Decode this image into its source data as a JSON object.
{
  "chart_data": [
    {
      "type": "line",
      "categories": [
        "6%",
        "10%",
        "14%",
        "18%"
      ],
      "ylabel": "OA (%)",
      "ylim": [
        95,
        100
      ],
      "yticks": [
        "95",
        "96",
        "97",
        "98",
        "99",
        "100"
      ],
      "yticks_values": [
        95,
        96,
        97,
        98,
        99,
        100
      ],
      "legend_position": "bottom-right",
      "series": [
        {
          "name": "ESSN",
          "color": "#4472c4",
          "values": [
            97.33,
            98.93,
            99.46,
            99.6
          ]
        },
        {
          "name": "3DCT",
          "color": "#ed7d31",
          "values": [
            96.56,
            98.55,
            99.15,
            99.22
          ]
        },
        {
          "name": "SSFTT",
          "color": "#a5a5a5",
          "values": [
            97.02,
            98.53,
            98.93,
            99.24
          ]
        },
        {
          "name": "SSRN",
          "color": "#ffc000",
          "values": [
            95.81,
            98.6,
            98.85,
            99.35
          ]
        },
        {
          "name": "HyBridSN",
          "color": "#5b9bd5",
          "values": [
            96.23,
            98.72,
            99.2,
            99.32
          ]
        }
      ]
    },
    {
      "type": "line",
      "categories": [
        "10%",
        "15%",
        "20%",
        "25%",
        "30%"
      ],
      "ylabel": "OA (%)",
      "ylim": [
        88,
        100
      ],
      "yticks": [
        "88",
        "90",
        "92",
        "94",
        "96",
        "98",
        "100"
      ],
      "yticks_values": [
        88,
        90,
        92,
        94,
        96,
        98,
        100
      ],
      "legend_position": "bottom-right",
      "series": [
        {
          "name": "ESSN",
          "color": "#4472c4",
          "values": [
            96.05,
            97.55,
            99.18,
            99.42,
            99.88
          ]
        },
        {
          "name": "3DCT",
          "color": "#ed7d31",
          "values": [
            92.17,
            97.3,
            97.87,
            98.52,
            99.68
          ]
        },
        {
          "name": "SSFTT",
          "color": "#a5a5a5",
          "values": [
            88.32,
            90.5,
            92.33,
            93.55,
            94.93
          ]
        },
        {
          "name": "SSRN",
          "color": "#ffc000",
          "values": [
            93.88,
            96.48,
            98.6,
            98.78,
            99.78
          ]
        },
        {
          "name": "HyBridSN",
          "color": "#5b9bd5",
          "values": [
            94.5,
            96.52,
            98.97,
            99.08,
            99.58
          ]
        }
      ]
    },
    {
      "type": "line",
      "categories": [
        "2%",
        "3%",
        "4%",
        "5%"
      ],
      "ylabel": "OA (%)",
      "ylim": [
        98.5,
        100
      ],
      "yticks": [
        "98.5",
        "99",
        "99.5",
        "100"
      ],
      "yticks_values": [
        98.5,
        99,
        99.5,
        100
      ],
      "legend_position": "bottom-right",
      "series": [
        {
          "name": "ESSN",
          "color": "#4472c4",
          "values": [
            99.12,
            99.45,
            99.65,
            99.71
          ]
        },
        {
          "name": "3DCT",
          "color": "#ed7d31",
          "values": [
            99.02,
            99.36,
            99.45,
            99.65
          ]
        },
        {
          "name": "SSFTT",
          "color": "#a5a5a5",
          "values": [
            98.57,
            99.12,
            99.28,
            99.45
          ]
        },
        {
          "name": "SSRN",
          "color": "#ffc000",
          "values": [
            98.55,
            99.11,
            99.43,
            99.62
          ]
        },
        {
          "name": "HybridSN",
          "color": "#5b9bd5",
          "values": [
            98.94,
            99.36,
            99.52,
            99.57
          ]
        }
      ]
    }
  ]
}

> **Objective**
Copy out all the entries shown above, character for character.

> **Final result**
Decode this image into its source data as a JSON object.
{
  "chart_data": [
    {
      "type": "line",
      "categories": [
        "6%",
        "10%",
        "14%",
        "18%"
      ],
      "ylabel": "OA (%)",
      "ylim": [
        95,
        100
      ],
      "yticks": [
        "95",
        "96",
        "97",
        "98",
        "99",
        "100"
      ],
      "yticks_values": [
        95,
        96,
        97,
        98,
        99,
        100
      ],
      "legend_position": "bottom-right",
      "series": [
        {
          "name": "ESSN",
          "color": "#4472c4",
          "values": [
            97.33,
            98.93,
            99.46,
            99.6
          ]
        },
        {
          "name": "3DCT",
          "color": "#ed7d31",
          "values": [
            96.56,
            98.55,
            99.15,
            99.22
          ]
        },
        {
          "name": "SSFTT",
          "color": "#a5a5a5",
          "values": [
            97.02,
            98.53,
            98.93,
            99.24
          ]
        },
        {
          "name": "SSRN",
          "color": "#ffc000",
          "values": [
            95.81,
            98.6,
            98.85,
            99.35
          ]
        },
        {
          "name": "HyBridSN",
          "color": "#5b9bd5",
          "values": [
            96.23,
            98.72,
            99.2,
            99.32
          ]
        }
      ]
    },
    {
      "type": "line",
      "categories": [
        "10%",
        "15%",
        "20%",
        "25%",
        "30%"
      ],
      "ylabel": "OA (%)",
      "ylim": [
        88,
        100
      ],
      "yticks": [
        "88",
        "90",
        "92",
        "94",
        "96",
        "98",
        "100"
      ],
      "yticks_values": [
        88,
        90,
        92,
        94,
        96,
        98,
        100
      ],
      "legend_position": "bottom-right",
      "series": [
        {
          "name": "ESSN",
          "color": "#4472c4",
          "values": [
            96.05,
            97.55,
            99.18,
            99.42,
            99.88
          ]
        },
        {
          "name": "3DCT",
          "color": "#ed7d31",
          "values": [
            92.17,
            97.3,
            97.87,
            98.52,
            99.68
          ]
        },
        {
          "name": "SSFTT",
          "color": "#a5a5a5",
          "values": [
            88.32,
            90.5,
            92.33,
            93.55,
            94.93
          ]
        },
        {
          "name": "SSRN",
          "color": "#ffc000",
          "values": [
            93.88,
            96.48,
            98.6,
            98.78,
            99.78
          ]
        },
        {
          "name": "HyBridSN",
          "color": "#5b9bd5",
          "values": [
            94.5,
            96.52,
            98.97,
            99.08,
            99.58
          ]
        }
      ]
    },
    {
      "type": "line",
      "categories": [
        "2%",
        "3%",
        "4%",
        "5%"
      ],
      "ylabel": "OA (%)",
      "ylim": [
        98.5,
        100
      ],
      "yticks": [
        "98.5",
        "99",
        "99.5",
        "100"
      ],
      "yticks_values": [
        98.5,
        99,
        99.5,
        100
      ],
      "legend_position": "bottom-right",
      "series": [
        {
          "name": "ESSN",
          "color": "#4472c4",
          "values": [
            99.12,
            99.45,
            99.65,
            99.71
          ]
        },
        {
          "name": "3DCT",
          "color": "#ed7d31",
          "values": [
            99.02,
            99.36,
            99.45,
            99.65
          ]
        },
        {
          "name": "SSFTT",
          "color": "#a5a5a5",
          "values": [
            98.57,
            99.12,
            99.28,
            99.45
          ]
        },
        {
          "name": "SSRN",
          "color": "#ffc000",
          "values": [
            98.55,
            99.11,
            99.43,
            99.62
          ]
        },
        {
          "name": "HybridSN",
          "color": "#5b9bd5",
          "values": [
            98.94,
            99.36,
            99.52,
            99.57
          ]
        }
      ]
    }
  ]
}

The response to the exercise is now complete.